> _WHAT YOU ARE ASKED TO DO_:
Omit the images. Copy each entry word for word.

> _Stored data_:
==========

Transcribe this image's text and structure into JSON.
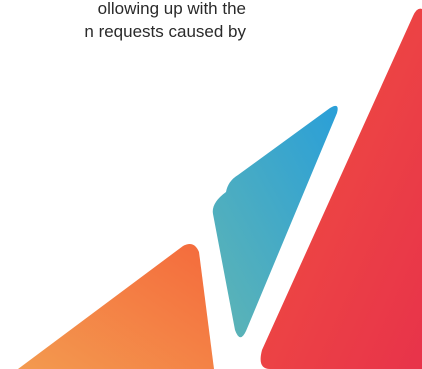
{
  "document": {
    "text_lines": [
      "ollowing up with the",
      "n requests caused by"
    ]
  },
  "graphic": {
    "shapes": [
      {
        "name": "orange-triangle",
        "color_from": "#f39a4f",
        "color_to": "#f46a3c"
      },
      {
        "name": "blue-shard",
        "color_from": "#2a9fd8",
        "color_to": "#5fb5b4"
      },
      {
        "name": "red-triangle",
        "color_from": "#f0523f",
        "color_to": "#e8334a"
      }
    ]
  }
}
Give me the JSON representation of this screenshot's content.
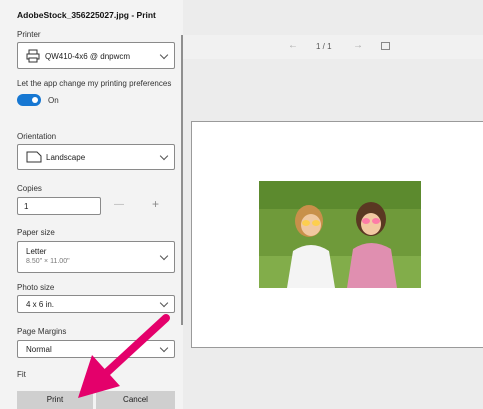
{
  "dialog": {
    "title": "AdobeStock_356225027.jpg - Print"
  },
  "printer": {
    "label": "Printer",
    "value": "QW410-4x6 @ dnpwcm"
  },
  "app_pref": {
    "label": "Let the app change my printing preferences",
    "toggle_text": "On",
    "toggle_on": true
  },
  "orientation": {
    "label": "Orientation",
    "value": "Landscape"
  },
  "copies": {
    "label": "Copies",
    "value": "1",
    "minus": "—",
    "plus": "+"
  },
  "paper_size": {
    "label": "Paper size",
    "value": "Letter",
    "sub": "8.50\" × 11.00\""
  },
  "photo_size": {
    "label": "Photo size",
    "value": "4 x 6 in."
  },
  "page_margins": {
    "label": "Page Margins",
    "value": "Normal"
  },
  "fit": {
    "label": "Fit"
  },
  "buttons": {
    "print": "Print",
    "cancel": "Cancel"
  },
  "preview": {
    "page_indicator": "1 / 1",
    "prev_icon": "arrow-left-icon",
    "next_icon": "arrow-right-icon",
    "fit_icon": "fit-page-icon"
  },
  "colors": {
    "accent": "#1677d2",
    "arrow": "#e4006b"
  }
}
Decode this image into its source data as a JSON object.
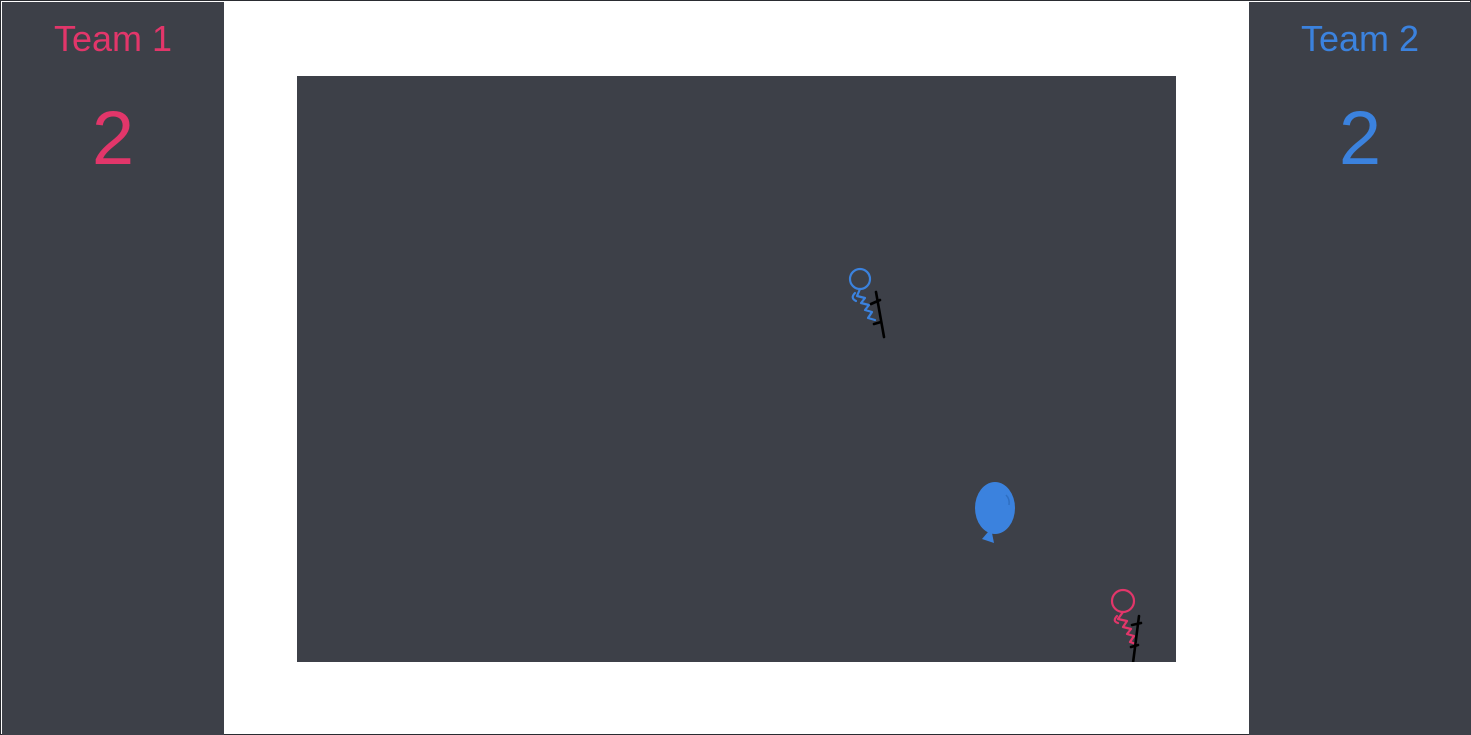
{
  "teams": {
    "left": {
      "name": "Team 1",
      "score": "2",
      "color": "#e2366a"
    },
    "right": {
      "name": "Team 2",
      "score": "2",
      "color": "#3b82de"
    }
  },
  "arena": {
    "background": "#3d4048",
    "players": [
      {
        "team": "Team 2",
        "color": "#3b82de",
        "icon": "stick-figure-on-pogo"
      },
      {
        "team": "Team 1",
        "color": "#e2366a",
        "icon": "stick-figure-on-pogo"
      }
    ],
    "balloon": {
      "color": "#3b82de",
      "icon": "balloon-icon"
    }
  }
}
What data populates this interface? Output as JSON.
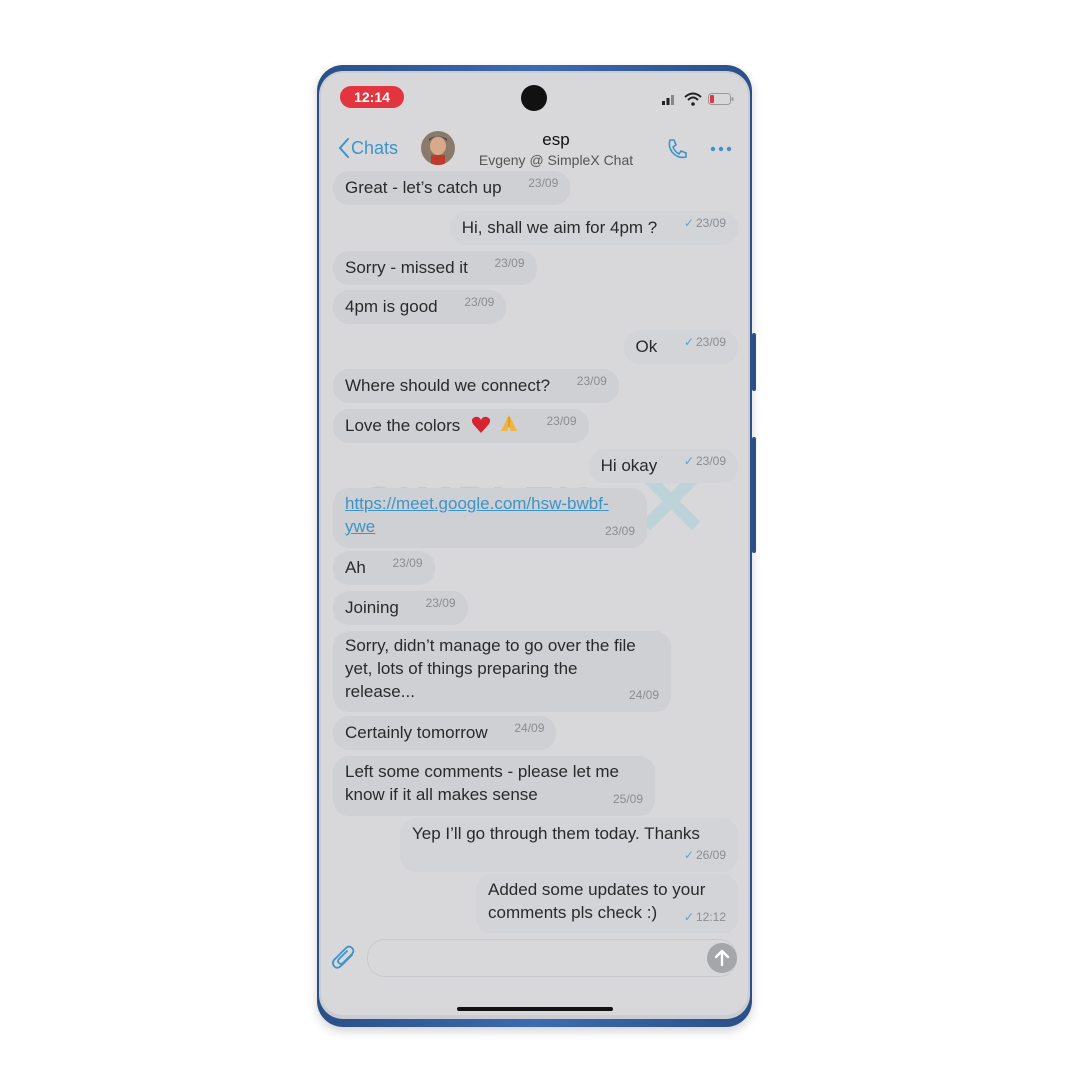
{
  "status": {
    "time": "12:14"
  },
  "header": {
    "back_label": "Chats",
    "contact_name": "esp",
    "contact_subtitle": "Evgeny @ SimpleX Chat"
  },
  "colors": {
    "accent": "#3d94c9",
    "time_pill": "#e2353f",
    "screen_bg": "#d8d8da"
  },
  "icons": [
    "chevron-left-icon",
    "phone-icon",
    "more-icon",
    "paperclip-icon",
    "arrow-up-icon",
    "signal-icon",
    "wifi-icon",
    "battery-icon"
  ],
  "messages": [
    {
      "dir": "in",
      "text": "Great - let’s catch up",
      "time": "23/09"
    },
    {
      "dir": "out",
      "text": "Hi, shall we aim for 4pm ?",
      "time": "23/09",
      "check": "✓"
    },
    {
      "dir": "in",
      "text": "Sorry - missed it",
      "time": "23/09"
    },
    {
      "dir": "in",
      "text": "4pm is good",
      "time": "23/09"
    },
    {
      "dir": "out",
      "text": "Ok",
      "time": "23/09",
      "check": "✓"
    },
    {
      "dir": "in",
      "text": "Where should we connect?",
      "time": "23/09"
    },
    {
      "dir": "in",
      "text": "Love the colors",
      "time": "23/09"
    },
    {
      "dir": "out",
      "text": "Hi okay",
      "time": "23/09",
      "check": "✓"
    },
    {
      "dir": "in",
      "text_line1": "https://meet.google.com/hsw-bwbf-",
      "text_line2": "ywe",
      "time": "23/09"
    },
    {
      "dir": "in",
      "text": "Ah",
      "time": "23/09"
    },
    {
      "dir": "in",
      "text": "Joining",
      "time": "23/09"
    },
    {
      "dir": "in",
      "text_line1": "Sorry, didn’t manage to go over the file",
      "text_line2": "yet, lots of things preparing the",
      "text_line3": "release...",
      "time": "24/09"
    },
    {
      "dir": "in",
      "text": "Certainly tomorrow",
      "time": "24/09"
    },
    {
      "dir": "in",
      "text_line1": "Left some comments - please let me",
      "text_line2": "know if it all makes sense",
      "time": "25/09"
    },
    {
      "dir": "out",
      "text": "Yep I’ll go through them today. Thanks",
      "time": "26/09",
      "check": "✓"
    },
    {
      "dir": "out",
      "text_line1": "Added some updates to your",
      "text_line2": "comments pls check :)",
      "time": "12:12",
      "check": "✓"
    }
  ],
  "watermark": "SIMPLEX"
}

==========

> _IN RESPONSE_:
Transcribe this image's text and structure into JSON.
{
  "document": {
    "text_lines": [
      "ollowing up with the",
      "n requests caused by"
    ]
  },
  "graphic": {
    "shapes": [
      {
        "name": "orange-triangle",
        "color_from": "#f39a4f",
        "color_to": "#f46a3c"
      },
      {
        "name": "blue-shard",
        "color_from": "#2a9fd8",
        "color_to": "#5fb5b4"
      },
      {
        "name": "red-triangle",
        "color_from": "#f0523f",
        "color_to": "#e8334a"
      }
    ]
  }
}
Give me the JSON representation of this screenshot's content.
{
  "dialog": {
    "title": "AdobeStock_356225027.jpg - Print"
  },
  "printer": {
    "label": "Printer",
    "value": "QW410-4x6 @ dnpwcm"
  },
  "app_pref": {
    "label": "Let the app change my printing preferences",
    "toggle_text": "On",
    "toggle_on": true
  },
  "orientation": {
    "label": "Orientation",
    "value": "Landscape"
  },
  "copies": {
    "label": "Copies",
    "value": "1",
    "minus": "—",
    "plus": "+"
  },
  "paper_size": {
    "label": "Paper size",
    "value": "Letter",
    "sub": "8.50\" × 11.00\""
  },
  "photo_size": {
    "label": "Photo size",
    "value": "4 x 6 in."
  },
  "page_margins": {
    "label": "Page Margins",
    "value": "Normal"
  },
  "fit": {
    "label": "Fit"
  },
  "buttons": {
    "print": "Print",
    "cancel": "Cancel"
  },
  "preview": {
    "page_indicator": "1 / 1",
    "prev_icon": "arrow-left-icon",
    "next_icon": "arrow-right-icon",
    "fit_icon": "fit-page-icon"
  },
  "colors": {
    "accent": "#1677d2",
    "arrow": "#e4006b"
  }
}
Decode this image into its source data as a JSON object.
{
  "teams": {
    "left": {
      "name": "Team 1",
      "score": "2",
      "color": "#e2366a"
    },
    "right": {
      "name": "Team 2",
      "score": "2",
      "color": "#3b82de"
    }
  },
  "arena": {
    "background": "#3d4048",
    "players": [
      {
        "team": "Team 2",
        "color": "#3b82de",
        "icon": "stick-figure-on-pogo"
      },
      {
        "team": "Team 1",
        "color": "#e2366a",
        "icon": "stick-figure-on-pogo"
      }
    ],
    "balloon": {
      "color": "#3b82de",
      "icon": "balloon-icon"
    }
  }
}
What data populates this interface? Output as JSON.
{
  "status": {
    "time": "12:14"
  },
  "header": {
    "back_label": "Chats",
    "contact_name": "esp",
    "contact_subtitle": "Evgeny @ SimpleX Chat"
  },
  "colors": {
    "accent": "#3d94c9",
    "time_pill": "#e2353f",
    "screen_bg": "#d8d8da"
  },
  "icons": [
    "chevron-left-icon",
    "phone-icon",
    "more-icon",
    "paperclip-icon",
    "arrow-up-icon",
    "signal-icon",
    "wifi-icon",
    "battery-icon"
  ],
  "messages": [
    {
      "dir": "in",
      "text": "Great - let’s catch up",
      "time": "23/09"
    },
    {
      "dir": "out",
      "text": "Hi, shall we aim for 4pm ?",
      "time": "23/09",
      "check": "✓"
    },
    {
      "dir": "in",
      "text": "Sorry - missed it",
      "time": "23/09"
    },
    {
      "dir": "in",
      "text": "4pm is good",
      "time": "23/09"
    },
    {
      "dir": "out",
      "text": "Ok",
      "time": "23/09",
      "check": "✓"
    },
    {
      "dir": "in",
      "text": "Where should we connect?",
      "time": "23/09"
    },
    {
      "dir": "in",
      "text": "Love the colors",
      "time": "23/09"
    },
    {
      "dir": "out",
      "text": "Hi okay",
      "time": "23/09",
      "check": "✓"
    },
    {
      "dir": "in",
      "text_line1": "https://meet.google.com/hsw-bwbf-",
      "text_line2": "ywe",
      "time": "23/09"
    },
    {
      "dir": "in",
      "text": "Ah",
      "time": "23/09"
    },
    {
      "dir": "in",
      "text": "Joining",
      "time": "23/09"
    },
    {
      "dir": "in",
      "text_line1": "Sorry, didn’t manage to go over the file",
      "text_line2": "yet, lots of things preparing the",
      "text_line3": "release...",
      "time": "24/09"
    },
    {
      "dir": "in",
      "text": "Certainly tomorrow",
      "time": "24/09"
    },
    {
      "dir": "in",
      "text_line1": "Left some comments - please let me",
      "text_line2": "know if it all makes sense",
      "time": "25/09"
    },
    {
      "dir": "out",
      "text": "Yep I’ll go through them today. Thanks",
      "time": "26/09",
      "check": "✓"
    },
    {
      "dir": "out",
      "text_line1": "Added some updates to your",
      "text_line2": "comments pls check :)",
      "time": "12:12",
      "check": "✓"
    }
  ],
  "watermark": "SIMPLEX"
}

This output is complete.